→ **Task to carry out**
Return all lines with the word "August" in them.

─── Recorded information ───

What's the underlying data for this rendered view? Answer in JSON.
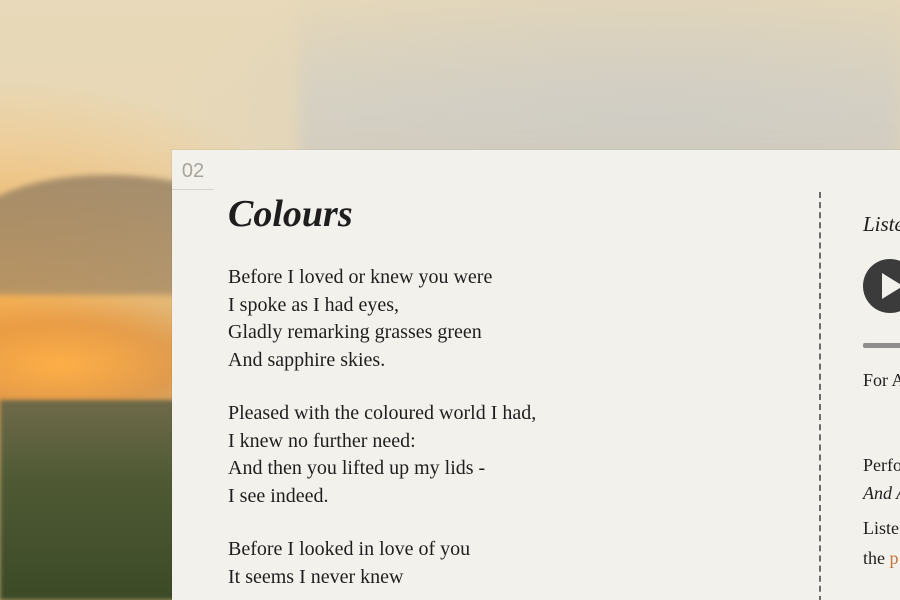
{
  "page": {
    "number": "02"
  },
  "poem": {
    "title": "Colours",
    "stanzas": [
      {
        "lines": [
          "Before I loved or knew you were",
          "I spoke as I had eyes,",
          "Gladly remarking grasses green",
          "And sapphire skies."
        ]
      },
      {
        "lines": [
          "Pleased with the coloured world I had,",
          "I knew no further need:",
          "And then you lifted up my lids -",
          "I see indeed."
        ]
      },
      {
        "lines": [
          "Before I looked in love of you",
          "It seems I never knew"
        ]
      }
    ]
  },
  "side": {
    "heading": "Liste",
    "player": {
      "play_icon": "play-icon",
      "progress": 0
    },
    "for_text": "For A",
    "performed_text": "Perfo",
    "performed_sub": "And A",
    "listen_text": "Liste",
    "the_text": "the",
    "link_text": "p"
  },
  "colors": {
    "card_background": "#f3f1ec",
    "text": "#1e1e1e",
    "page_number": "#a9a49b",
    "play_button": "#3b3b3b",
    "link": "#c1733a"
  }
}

───
─── Recorded information ───

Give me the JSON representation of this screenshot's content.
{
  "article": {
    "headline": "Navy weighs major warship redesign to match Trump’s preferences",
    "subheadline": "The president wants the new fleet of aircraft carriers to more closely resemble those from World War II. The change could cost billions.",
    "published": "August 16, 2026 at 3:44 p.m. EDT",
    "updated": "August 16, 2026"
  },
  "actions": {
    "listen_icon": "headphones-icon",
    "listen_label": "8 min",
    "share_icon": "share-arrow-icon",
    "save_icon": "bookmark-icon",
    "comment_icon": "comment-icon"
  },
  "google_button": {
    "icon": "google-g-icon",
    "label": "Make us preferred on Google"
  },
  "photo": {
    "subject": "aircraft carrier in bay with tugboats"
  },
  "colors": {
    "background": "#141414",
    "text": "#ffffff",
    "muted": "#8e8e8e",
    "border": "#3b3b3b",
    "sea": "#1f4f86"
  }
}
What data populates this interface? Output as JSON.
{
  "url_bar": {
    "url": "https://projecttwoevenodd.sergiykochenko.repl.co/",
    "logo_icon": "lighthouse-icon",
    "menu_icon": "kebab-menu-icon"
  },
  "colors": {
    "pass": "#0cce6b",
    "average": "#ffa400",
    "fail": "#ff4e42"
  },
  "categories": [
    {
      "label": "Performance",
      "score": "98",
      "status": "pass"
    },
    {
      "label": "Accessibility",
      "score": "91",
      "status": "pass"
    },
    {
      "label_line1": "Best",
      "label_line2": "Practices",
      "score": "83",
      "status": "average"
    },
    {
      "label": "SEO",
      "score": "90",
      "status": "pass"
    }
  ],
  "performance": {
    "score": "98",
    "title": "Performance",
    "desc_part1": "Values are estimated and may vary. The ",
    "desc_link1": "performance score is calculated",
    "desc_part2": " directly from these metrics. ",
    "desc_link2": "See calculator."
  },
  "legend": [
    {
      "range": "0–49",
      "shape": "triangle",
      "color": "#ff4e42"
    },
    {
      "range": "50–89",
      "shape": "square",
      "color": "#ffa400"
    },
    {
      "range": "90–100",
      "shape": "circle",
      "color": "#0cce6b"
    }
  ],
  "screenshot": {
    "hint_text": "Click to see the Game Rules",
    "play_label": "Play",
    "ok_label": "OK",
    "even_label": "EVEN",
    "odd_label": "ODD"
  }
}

───

→ **Result**
    "published": "August 16, 2026 at 3:44 p.m. EDT",
    "updated": "August 16, 2026"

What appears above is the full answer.